## Input for this task

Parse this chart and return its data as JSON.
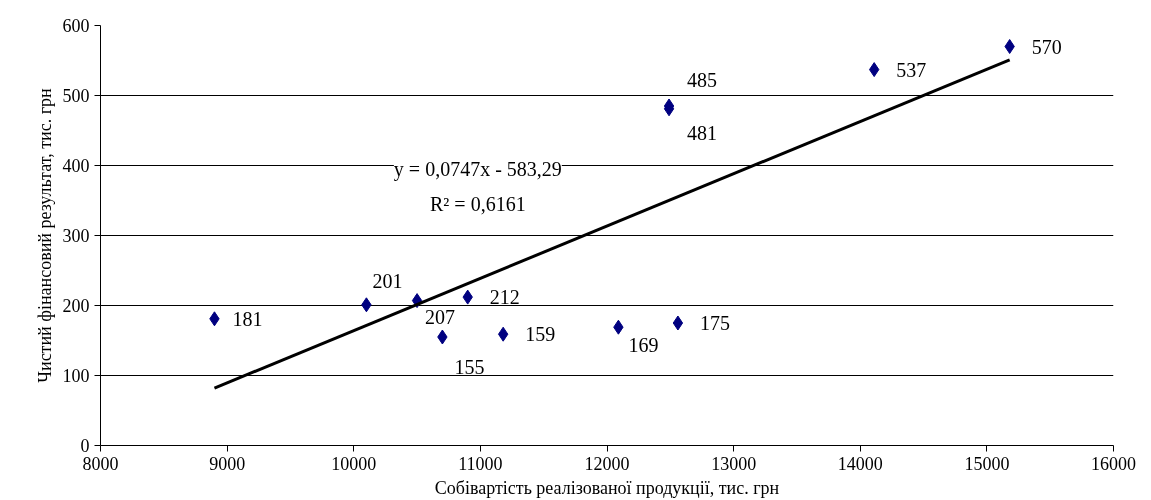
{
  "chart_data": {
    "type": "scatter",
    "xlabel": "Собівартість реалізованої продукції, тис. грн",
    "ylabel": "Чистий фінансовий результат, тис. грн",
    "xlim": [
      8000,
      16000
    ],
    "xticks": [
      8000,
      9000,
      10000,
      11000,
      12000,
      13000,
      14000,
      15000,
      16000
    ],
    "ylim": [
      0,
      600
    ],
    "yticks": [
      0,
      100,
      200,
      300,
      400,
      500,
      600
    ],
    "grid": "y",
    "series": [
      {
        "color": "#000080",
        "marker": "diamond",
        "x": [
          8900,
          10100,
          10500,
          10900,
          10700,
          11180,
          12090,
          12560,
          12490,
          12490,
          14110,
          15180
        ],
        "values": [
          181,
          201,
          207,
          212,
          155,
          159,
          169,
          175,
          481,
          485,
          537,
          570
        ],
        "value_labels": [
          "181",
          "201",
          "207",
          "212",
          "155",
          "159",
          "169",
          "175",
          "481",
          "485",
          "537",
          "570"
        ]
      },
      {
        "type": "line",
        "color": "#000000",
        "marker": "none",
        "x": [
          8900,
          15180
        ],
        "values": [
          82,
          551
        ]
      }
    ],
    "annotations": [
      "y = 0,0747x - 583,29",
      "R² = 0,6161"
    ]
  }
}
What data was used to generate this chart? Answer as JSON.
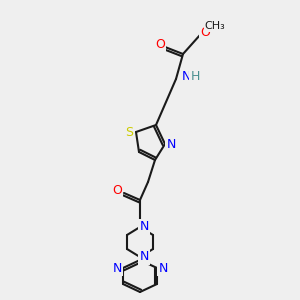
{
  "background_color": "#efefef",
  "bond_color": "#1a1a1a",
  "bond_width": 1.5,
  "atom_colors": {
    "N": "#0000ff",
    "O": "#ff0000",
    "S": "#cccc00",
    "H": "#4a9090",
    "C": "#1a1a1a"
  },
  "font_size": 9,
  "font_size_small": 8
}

## Instruction
Write out the whole listing again, exactly, with no pictures.

## The solution
Parse this chart and return its data as JSON.
{
  "chart_data": {
    "type": "scatter",
    "xlabel": "Собівартість реалізованої продукції, тис. грн",
    "ylabel": "Чистий фінансовий результат, тис. грн",
    "xlim": [
      8000,
      16000
    ],
    "xticks": [
      8000,
      9000,
      10000,
      11000,
      12000,
      13000,
      14000,
      15000,
      16000
    ],
    "ylim": [
      0,
      600
    ],
    "yticks": [
      0,
      100,
      200,
      300,
      400,
      500,
      600
    ],
    "grid": "y",
    "series": [
      {
        "color": "#000080",
        "marker": "diamond",
        "x": [
          8900,
          10100,
          10500,
          10900,
          10700,
          11180,
          12090,
          12560,
          12490,
          12490,
          14110,
          15180
        ],
        "values": [
          181,
          201,
          207,
          212,
          155,
          159,
          169,
          175,
          481,
          485,
          537,
          570
        ],
        "value_labels": [
          "181",
          "201",
          "207",
          "212",
          "155",
          "159",
          "169",
          "175",
          "481",
          "485",
          "537",
          "570"
        ]
      },
      {
        "type": "line",
        "color": "#000000",
        "marker": "none",
        "x": [
          8900,
          15180
        ],
        "values": [
          82,
          551
        ]
      }
    ],
    "annotations": [
      "y = 0,0747x - 583,29",
      "R² = 0,6161"
    ]
  }
}
What data was used to generate this chart? Answer as JSON.
{
  "background_color": "#efefef",
  "bond_color": "#1a1a1a",
  "bond_width": 1.5,
  "atom_colors": {
    "N": "#0000ff",
    "O": "#ff0000",
    "S": "#cccc00",
    "H": "#4a9090",
    "C": "#1a1a1a"
  },
  "font_size": 9,
  "font_size_small": 8
}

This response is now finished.